### [Excerpted text]
# Sole Meuniere (I think that's the right spelling)



## DoomsDave (Dec 6, 2018)

I used to love to watch the late Julia Child to laugh a bit at her corny jokes, and my late uncle's comment that she looked like a man dressed like a woman. (I believed my uncle, though dad made a point of saying the uncle was "pulling my leg.") I even once went out as Julia for Halloween. :devil3: Fortunately, that was a long LONG time ago. 

Then someone stuck this recipe on MSN and her description of it was so rapturous, even if an obvious pitch to buy some of Julia's books, that I had to try it. 

It IS good. 

INGREDIENTS

2 skinless and boneless sole, sunfish, swai, or other mild thin fish fillets (1/2 pound each).
8 tbsp of stick butter to clarify or 3 tbsp clarified butter
4 tbsp regular butter
Chopped Italian parsley
half a raw lemon
1/4 cup of white flour
salt and pepper to taste


PROCEDURE
Put the fish fillets on paper towels till ready to coat with flour

Clarify the butter (if you have to); Take an 8tbsp stick and nuke in microwave till it foams. Scoop off the foam with a spoon. That's the milk solids which burn when they get hot. Important because you want to fry the fish in butter. 

Trust me, it's worth the trouble! Try to get all the foam. Or get some clarified butter from the store.

Coat the fish on both sides with flour; salt and pepper too, though you can add at the end if you like.

Heat a cast iron fry pan big enough to hold all the fish without crowding; when it's nice and hot, put the clarified butter in it.

### [Problem 1]
Retype the listing word for word, starting at its first line and ending at the line that contains "- legend-label-clue: Clue: [569, 470, 638, 506]".

### [Input material]

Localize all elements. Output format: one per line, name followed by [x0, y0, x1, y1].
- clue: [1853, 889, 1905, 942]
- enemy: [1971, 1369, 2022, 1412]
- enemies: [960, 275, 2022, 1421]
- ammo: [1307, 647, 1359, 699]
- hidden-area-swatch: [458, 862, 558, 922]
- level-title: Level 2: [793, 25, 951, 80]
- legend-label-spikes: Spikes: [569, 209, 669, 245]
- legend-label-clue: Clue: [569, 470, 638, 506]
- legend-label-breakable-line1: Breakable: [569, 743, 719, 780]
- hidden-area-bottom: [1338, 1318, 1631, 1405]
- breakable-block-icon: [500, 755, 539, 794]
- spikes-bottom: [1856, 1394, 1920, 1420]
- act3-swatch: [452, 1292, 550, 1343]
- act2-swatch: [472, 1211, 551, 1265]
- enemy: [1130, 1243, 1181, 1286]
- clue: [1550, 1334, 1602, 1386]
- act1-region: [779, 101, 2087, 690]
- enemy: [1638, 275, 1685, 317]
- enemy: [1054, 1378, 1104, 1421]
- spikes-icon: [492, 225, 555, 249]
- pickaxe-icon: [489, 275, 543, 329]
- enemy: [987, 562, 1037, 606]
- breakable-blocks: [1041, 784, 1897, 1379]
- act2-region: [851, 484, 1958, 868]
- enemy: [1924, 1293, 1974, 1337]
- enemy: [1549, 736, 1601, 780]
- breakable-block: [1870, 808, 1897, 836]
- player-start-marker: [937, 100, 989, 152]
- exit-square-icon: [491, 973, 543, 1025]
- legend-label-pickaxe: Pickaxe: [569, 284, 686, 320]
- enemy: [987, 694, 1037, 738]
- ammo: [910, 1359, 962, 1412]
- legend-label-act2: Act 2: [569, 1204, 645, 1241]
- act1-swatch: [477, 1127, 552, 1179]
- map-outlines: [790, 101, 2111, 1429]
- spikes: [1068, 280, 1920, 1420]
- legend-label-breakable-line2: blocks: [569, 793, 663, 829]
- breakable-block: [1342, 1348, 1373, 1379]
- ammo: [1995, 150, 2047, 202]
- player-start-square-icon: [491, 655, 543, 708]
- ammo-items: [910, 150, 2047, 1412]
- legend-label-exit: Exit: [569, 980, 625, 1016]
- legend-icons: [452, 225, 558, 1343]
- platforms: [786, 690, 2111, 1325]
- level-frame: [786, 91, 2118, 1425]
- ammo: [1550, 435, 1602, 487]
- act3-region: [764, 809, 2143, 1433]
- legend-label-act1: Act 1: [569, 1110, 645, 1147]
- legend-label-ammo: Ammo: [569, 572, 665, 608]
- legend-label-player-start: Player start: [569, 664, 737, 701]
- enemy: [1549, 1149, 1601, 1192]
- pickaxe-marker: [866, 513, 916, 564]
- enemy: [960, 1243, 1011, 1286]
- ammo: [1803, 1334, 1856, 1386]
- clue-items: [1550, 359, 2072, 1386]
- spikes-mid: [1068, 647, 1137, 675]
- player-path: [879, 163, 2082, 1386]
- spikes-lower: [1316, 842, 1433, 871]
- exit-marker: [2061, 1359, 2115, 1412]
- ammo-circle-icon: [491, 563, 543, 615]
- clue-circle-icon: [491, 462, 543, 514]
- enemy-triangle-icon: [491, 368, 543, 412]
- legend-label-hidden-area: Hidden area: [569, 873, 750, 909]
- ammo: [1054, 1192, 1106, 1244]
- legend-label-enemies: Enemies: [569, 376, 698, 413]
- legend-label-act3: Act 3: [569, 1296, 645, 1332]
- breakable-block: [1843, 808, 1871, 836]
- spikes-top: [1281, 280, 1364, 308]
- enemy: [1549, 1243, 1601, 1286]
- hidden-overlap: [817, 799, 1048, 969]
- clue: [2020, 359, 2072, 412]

### [Problem 2]
Translate this sentence from the sole meunière recipe post into Spanish: "Or get some clarified butter from the store."

### [Worked solution 1]
Localize all elements. Output format: one per line, name followed by [x0, y0, x1, y1].
- clue: [1853, 889, 1905, 942]
- enemy: [1971, 1369, 2022, 1412]
- enemies: [960, 275, 2022, 1421]
- ammo: [1307, 647, 1359, 699]
- hidden-area-swatch: [458, 862, 558, 922]
- level-title: Level 2: [793, 25, 951, 80]
- legend-label-spikes: Spikes: [569, 209, 669, 245]
- legend-label-clue: Clue: [569, 470, 638, 506]

### [Worked solution 2]
O consigue algo de mantequilla clarificada en la tienda.